### EXERCISE TASK
Extract every line of the records below, copying each one character for character, and leave out the pictures.

### GIVEN RECORDS
+===+
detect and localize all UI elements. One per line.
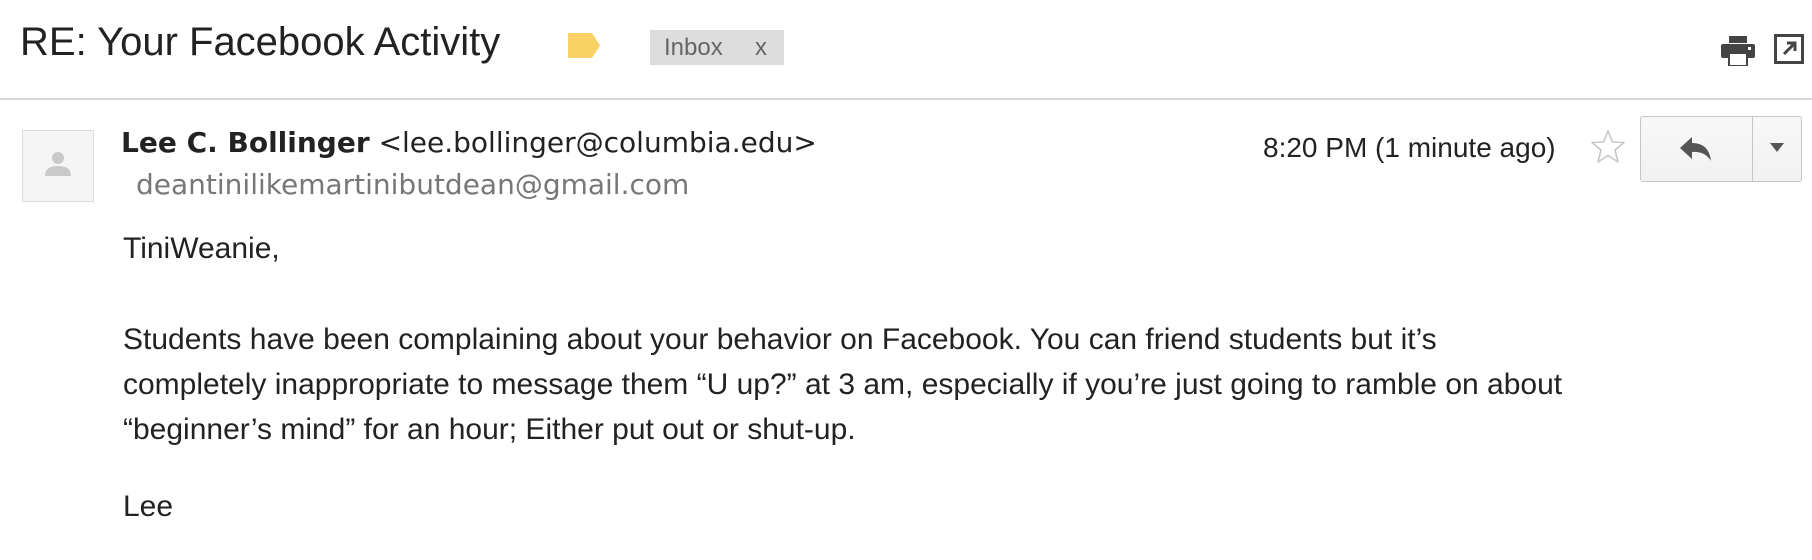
sender-address: <lee.bollinger@columbia.edu> — [378, 126, 817, 159]
sender-avatar — [22, 130, 94, 202]
inbox-label-text: Inbox — [664, 34, 723, 61]
print-icon[interactable] — [1721, 36, 1755, 66]
body-greeting: TiniWeanie, — [123, 232, 280, 265]
star-icon[interactable] — [1589, 128, 1627, 166]
body-signoff: Lee — [123, 490, 174, 523]
body-paragraph: Students have been complaining about you… — [123, 317, 1562, 452]
reply-icon — [1680, 137, 1711, 161]
recipient-address[interactable]: deantinilikemartinibutdean@gmail.com — [136, 168, 689, 201]
body-line: completely inappropriate to message them… — [123, 368, 1563, 401]
chevron-down-icon — [1770, 143, 1784, 152]
body-line: “beginner’s mind” for an hour; Either pu… — [123, 413, 856, 446]
message-timestamp: 8:20 PM (1 minute ago) — [1263, 132, 1556, 163]
subject-bar: RE: Your Facebook Activity Inbox x — [0, 0, 1812, 100]
inbox-label-chip: Inbox x — [650, 30, 784, 65]
more-options-button[interactable] — [1753, 117, 1801, 181]
email-subject: RE: Your Facebook Activity — [20, 20, 501, 64]
reply-button-group — [1640, 116, 1802, 182]
default-avatar-icon — [45, 152, 71, 176]
reply-button[interactable] — [1641, 117, 1753, 181]
sender-name[interactable]: Lee C. Bollinger — [121, 126, 370, 159]
body-line: Students have been complaining about you… — [123, 323, 1437, 356]
remove-label-button[interactable]: x — [755, 34, 767, 62]
sender-line: Lee C. Bollinger <lee.bollinger@columbia… — [121, 126, 817, 159]
label-tag-icon[interactable] — [568, 33, 600, 58]
open-in-new-window-icon[interactable] — [1774, 34, 1804, 64]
+===+
### SOLUTION
detect and localize all UI elements. One per line.
sender-address: <lee.bollinger@columbia.edu> — [378, 126, 817, 159]
sender-avatar — [22, 130, 94, 202]
inbox-label-text: Inbox — [664, 34, 723, 61]
print-icon[interactable] — [1721, 36, 1755, 66]
body-greeting: TiniWeanie, — [123, 232, 280, 265]
star-icon[interactable] — [1589, 128, 1627, 166]
body-signoff: Lee — [123, 490, 174, 523]
body-paragraph: Students have been complaining about you… — [123, 317, 1562, 452]
reply-icon — [1680, 137, 1711, 161]
recipient-address[interactable]: deantinilikemartinibutdean@gmail.com — [136, 168, 689, 201]
body-line: completely inappropriate to message them… — [123, 368, 1563, 401]
chevron-down-icon — [1770, 143, 1784, 152]
body-line: “beginner’s mind” for an hour; Either pu… — [123, 413, 856, 446]
message-timestamp: 8:20 PM (1 minute ago) — [1263, 132, 1556, 163]
subject-bar: RE: Your Facebook Activity Inbox x — [0, 0, 1812, 100]
inbox-label-chip: Inbox x — [650, 30, 784, 65]
more-options-button[interactable] — [1753, 117, 1801, 181]
email-subject: RE: Your Facebook Activity — [20, 20, 501, 64]
reply-button-group — [1640, 116, 1802, 182]
default-avatar-icon — [45, 152, 71, 176]
reply-button[interactable] — [1641, 117, 1753, 181]
sender-name[interactable]: Lee C. Bollinger — [121, 126, 370, 159]
body-line: Students have been complaining about you… — [123, 323, 1437, 356]
remove-label-button[interactable]: x — [755, 34, 767, 62]
sender-line: Lee C. Bollinger <lee.bollinger@columbia… — [121, 126, 817, 159]
label-tag-icon[interactable] — [568, 33, 600, 58]
open-in-new-window-icon[interactable] — [1774, 34, 1804, 64]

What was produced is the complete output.